## Set task
Rewrite all of the entries below, changing every "interactable" to "clickable" and leaving everything else as it is. Omit the pictures from your answer.

──────── Provided data ────────

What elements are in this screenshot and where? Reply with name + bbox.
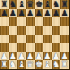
white-pawn-icon[interactable]: ♟ (35, 52, 43, 60)
square-g7[interactable]: ♟ (52, 9, 61, 18)
square-a8[interactable]: ♜ (0, 0, 9, 9)
white-bishop-icon[interactable]: ♝ (44, 60, 52, 68)
black-knight-icon[interactable]: ♞ (52, 0, 60, 8)
square-g3[interactable] (52, 43, 61, 52)
square-c1[interactable]: ♝ (17, 60, 26, 69)
square-b4[interactable] (9, 35, 18, 44)
square-a1[interactable]: ♜ (0, 60, 9, 69)
square-f2[interactable]: ♟ (43, 52, 52, 61)
square-e5[interactable] (35, 26, 44, 35)
square-c4[interactable] (17, 35, 26, 44)
square-c2[interactable]: ♟ (17, 52, 26, 61)
square-e1[interactable]: ♚ (35, 60, 44, 69)
white-pawn-icon[interactable]: ♟ (0, 52, 8, 60)
square-a7[interactable]: ♟ (0, 9, 9, 18)
square-e7[interactable]: ♟ (35, 9, 44, 18)
square-d3[interactable] (26, 43, 35, 52)
square-f4[interactable] (43, 35, 52, 44)
white-rook-icon[interactable]: ♜ (0, 60, 8, 68)
black-knight-icon[interactable]: ♞ (9, 0, 17, 8)
square-a4[interactable] (0, 35, 9, 44)
square-g5[interactable] (52, 26, 61, 35)
square-h5[interactable] (60, 26, 69, 35)
square-f5[interactable] (43, 26, 52, 35)
square-d5[interactable] (26, 26, 35, 35)
square-h4[interactable] (60, 35, 69, 44)
square-d6[interactable] (26, 17, 35, 26)
white-pawn-icon[interactable]: ♟ (18, 52, 26, 60)
square-e3[interactable] (35, 43, 44, 52)
black-king-icon[interactable]: ♚ (35, 0, 43, 8)
square-e8[interactable]: ♚ (35, 0, 44, 9)
black-queen-icon[interactable]: ♛ (26, 0, 34, 8)
square-g4[interactable] (52, 35, 61, 44)
square-e6[interactable] (35, 17, 44, 26)
square-e4[interactable] (35, 35, 44, 44)
square-c8[interactable]: ♝ (17, 0, 26, 9)
square-b1[interactable]: ♞ (9, 60, 18, 69)
square-f8[interactable]: ♝ (43, 0, 52, 9)
black-pawn-icon[interactable]: ♟ (44, 9, 52, 17)
square-c3[interactable] (17, 43, 26, 52)
square-a5[interactable] (0, 26, 9, 35)
square-h2[interactable]: ♟ (60, 52, 69, 61)
white-pawn-icon[interactable]: ♟ (44, 52, 52, 60)
square-a3[interactable] (0, 43, 9, 52)
white-pawn-icon[interactable]: ♟ (61, 52, 69, 60)
square-c7[interactable]: ♟ (17, 9, 26, 18)
square-b8[interactable]: ♞ (9, 0, 18, 9)
square-h3[interactable] (60, 43, 69, 52)
square-f6[interactable] (43, 17, 52, 26)
white-knight-icon[interactable]: ♞ (52, 60, 60, 68)
white-pawn-icon[interactable]: ♟ (26, 52, 34, 60)
square-b6[interactable] (9, 17, 18, 26)
square-f3[interactable] (43, 43, 52, 52)
square-h7[interactable]: ♟ (60, 9, 69, 18)
square-h1[interactable]: ♜ (60, 60, 69, 69)
square-b5[interactable] (9, 26, 18, 35)
square-g8[interactable]: ♞ (52, 0, 61, 9)
black-rook-icon[interactable]: ♜ (61, 0, 69, 8)
square-a2[interactable]: ♟ (0, 52, 9, 61)
square-h6[interactable] (60, 17, 69, 26)
square-h8[interactable]: ♜ (60, 0, 69, 9)
square-f7[interactable]: ♟ (43, 9, 52, 18)
white-pawn-icon[interactable]: ♟ (9, 52, 17, 60)
square-c6[interactable] (17, 17, 26, 26)
square-a6[interactable] (0, 17, 9, 26)
square-d4[interactable] (26, 35, 35, 44)
square-d2[interactable]: ♟ (26, 52, 35, 61)
chess-app: ♜♞♝♛♚♝♞♜♟♟♟♟♟♟♟♟♟♟♟♟♟♟♟♟♜♞♝♛♚♝♞♜ (0, 0, 70, 70)
black-pawn-icon[interactable]: ♟ (52, 9, 60, 17)
square-d8[interactable]: ♛ (26, 0, 35, 9)
black-pawn-icon[interactable]: ♟ (26, 9, 34, 17)
square-d1[interactable]: ♛ (26, 60, 35, 69)
chess-board: ♜♞♝♛♚♝♞♜♟♟♟♟♟♟♟♟♟♟♟♟♟♟♟♟♜♞♝♛♚♝♞♜ (0, 0, 70, 70)
square-b7[interactable]: ♟ (9, 9, 18, 18)
square-d7[interactable]: ♟ (26, 9, 35, 18)
black-rook-icon[interactable]: ♜ (0, 0, 8, 8)
black-pawn-icon[interactable]: ♟ (18, 9, 26, 17)
square-g6[interactable] (52, 17, 61, 26)
black-pawn-icon[interactable]: ♟ (35, 9, 43, 17)
square-e2[interactable]: ♟ (35, 52, 44, 61)
white-pawn-icon[interactable]: ♟ (52, 52, 60, 60)
square-g2[interactable]: ♟ (52, 52, 61, 61)
black-bishop-icon[interactable]: ♝ (44, 0, 52, 8)
black-pawn-icon[interactable]: ♟ (61, 9, 69, 17)
black-bishop-icon[interactable]: ♝ (18, 0, 26, 8)
white-queen-icon[interactable]: ♛ (26, 60, 34, 68)
square-g1[interactable]: ♞ (52, 60, 61, 69)
white-king-icon[interactable]: ♚ (35, 60, 43, 68)
white-knight-icon[interactable]: ♞ (9, 60, 17, 68)
square-b3[interactable] (9, 43, 18, 52)
black-pawn-icon[interactable]: ♟ (9, 9, 17, 17)
square-f1[interactable]: ♝ (43, 60, 52, 69)
black-pawn-icon[interactable]: ♟ (0, 9, 8, 17)
square-b2[interactable]: ♟ (9, 52, 18, 61)
square-c5[interactable] (17, 26, 26, 35)
white-bishop-icon[interactable]: ♝ (18, 60, 26, 68)
white-rook-icon[interactable]: ♜ (61, 60, 69, 68)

────────

## Answer to the problem
What elements are in this screenshot and where? Reply with name + bbox.
white-pawn-icon[clickable]: ♟ (35, 52, 43, 60)
square-g7[clickable]: ♟ (52, 9, 61, 18)
square-a8[clickable]: ♜ (0, 0, 9, 9)
white-bishop-icon[clickable]: ♝ (44, 60, 52, 68)
black-knight-icon[clickable]: ♞ (52, 0, 60, 8)
square-g3[clickable] (52, 43, 61, 52)
square-c1[clickable]: ♝ (17, 60, 26, 69)
square-b4[clickable] (9, 35, 18, 44)
square-a1[clickable]: ♜ (0, 60, 9, 69)
square-f2[clickable]: ♟ (43, 52, 52, 61)
square-e5[clickable] (35, 26, 44, 35)
square-c4[clickable] (17, 35, 26, 44)
square-c2[clickable]: ♟ (17, 52, 26, 61)
square-e1[clickable]: ♚ (35, 60, 44, 69)
white-pawn-icon[clickable]: ♟ (0, 52, 8, 60)
square-a7[clickable]: ♟ (0, 9, 9, 18)
square-e7[clickable]: ♟ (35, 9, 44, 18)
square-d3[clickable] (26, 43, 35, 52)
square-f4[clickable] (43, 35, 52, 44)
white-rook-icon[clickable]: ♜ (0, 60, 8, 68)
black-knight-icon[clickable]: ♞ (9, 0, 17, 8)
square-a4[clickable] (0, 35, 9, 44)
square-g5[clickable] (52, 26, 61, 35)
square-h5[clickable] (60, 26, 69, 35)
square-f5[clickable] (43, 26, 52, 35)
square-d5[clickable] (26, 26, 35, 35)
square-h4[clickable] (60, 35, 69, 44)
square-d6[clickable] (26, 17, 35, 26)
white-pawn-icon[clickable]: ♟ (18, 52, 26, 60)
square-e3[clickable] (35, 43, 44, 52)
black-king-icon[clickable]: ♚ (35, 0, 43, 8)
square-e8[clickable]: ♚ (35, 0, 44, 9)
black-queen-icon[clickable]: ♛ (26, 0, 34, 8)
square-g4[clickable] (52, 35, 61, 44)
square-e6[clickable] (35, 17, 44, 26)
square-e4[clickable] (35, 35, 44, 44)
square-c8[clickable]: ♝ (17, 0, 26, 9)
square-b1[clickable]: ♞ (9, 60, 18, 69)
square-f8[clickable]: ♝ (43, 0, 52, 9)
black-pawn-icon[clickable]: ♟ (44, 9, 52, 17)
square-c3[clickable] (17, 43, 26, 52)
square-a5[clickable] (0, 26, 9, 35)
square-h2[clickable]: ♟ (60, 52, 69, 61)
white-pawn-icon[clickable]: ♟ (44, 52, 52, 60)
square-a3[clickable] (0, 43, 9, 52)
white-pawn-icon[clickable]: ♟ (61, 52, 69, 60)
square-c7[clickable]: ♟ (17, 9, 26, 18)
square-b8[clickable]: ♞ (9, 0, 18, 9)
square-h3[clickable] (60, 43, 69, 52)
square-f6[clickable] (43, 17, 52, 26)
white-knight-icon[clickable]: ♞ (52, 60, 60, 68)
white-pawn-icon[clickable]: ♟ (26, 52, 34, 60)
square-b6[clickable] (9, 17, 18, 26)
square-f3[clickable] (43, 43, 52, 52)
square-h7[clickable]: ♟ (60, 9, 69, 18)
square-h1[clickable]: ♜ (60, 60, 69, 69)
square-b5[clickable] (9, 26, 18, 35)
square-g8[clickable]: ♞ (52, 0, 61, 9)
black-rook-icon[clickable]: ♜ (61, 0, 69, 8)
square-a2[clickable]: ♟ (0, 52, 9, 61)
square-h6[clickable] (60, 17, 69, 26)
square-h8[clickable]: ♜ (60, 0, 69, 9)
square-f7[clickable]: ♟ (43, 9, 52, 18)
white-pawn-icon[clickable]: ♟ (9, 52, 17, 60)
square-c6[clickable] (17, 17, 26, 26)
square-a6[clickable] (0, 17, 9, 26)
square-d4[clickable] (26, 35, 35, 44)
square-d2[clickable]: ♟ (26, 52, 35, 61)
chess-app: ♜♞♝♛♚♝♞♜♟♟♟♟♟♟♟♟♟♟♟♟♟♟♟♟♜♞♝♛♚♝♞♜ (0, 0, 70, 70)
black-pawn-icon[clickable]: ♟ (52, 9, 60, 17)
square-d8[clickable]: ♛ (26, 0, 35, 9)
black-pawn-icon[clickable]: ♟ (26, 9, 34, 17)
square-d1[clickable]: ♛ (26, 60, 35, 69)
chess-board: ♜♞♝♛♚♝♞♜♟♟♟♟♟♟♟♟♟♟♟♟♟♟♟♟♜♞♝♛♚♝♞♜ (0, 0, 70, 70)
square-b7[clickable]: ♟ (9, 9, 18, 18)
square-d7[clickable]: ♟ (26, 9, 35, 18)
black-rook-icon[clickable]: ♜ (0, 0, 8, 8)
black-pawn-icon[clickable]: ♟ (18, 9, 26, 17)
square-g6[clickable] (52, 17, 61, 26)
black-pawn-icon[clickable]: ♟ (35, 9, 43, 17)
square-e2[clickable]: ♟ (35, 52, 44, 61)
white-pawn-icon[clickable]: ♟ (52, 52, 60, 60)
square-g2[clickable]: ♟ (52, 52, 61, 61)
black-bishop-icon[clickable]: ♝ (44, 0, 52, 8)
black-pawn-icon[clickable]: ♟ (61, 9, 69, 17)
black-bishop-icon[clickable]: ♝ (18, 0, 26, 8)
white-queen-icon[clickable]: ♛ (26, 60, 34, 68)
square-g1[clickable]: ♞ (52, 60, 61, 69)
white-king-icon[clickable]: ♚ (35, 60, 43, 68)
white-knight-icon[clickable]: ♞ (9, 60, 17, 68)
square-b3[clickable] (9, 43, 18, 52)
black-pawn-icon[clickable]: ♟ (9, 9, 17, 17)
square-f1[clickable]: ♝ (43, 60, 52, 69)
black-pawn-icon[clickable]: ♟ (0, 9, 8, 17)
square-b2[clickable]: ♟ (9, 52, 18, 61)
square-c5[clickable] (17, 26, 26, 35)
white-bishop-icon[clickable]: ♝ (18, 60, 26, 68)
white-rook-icon[clickable]: ♜ (61, 60, 69, 68)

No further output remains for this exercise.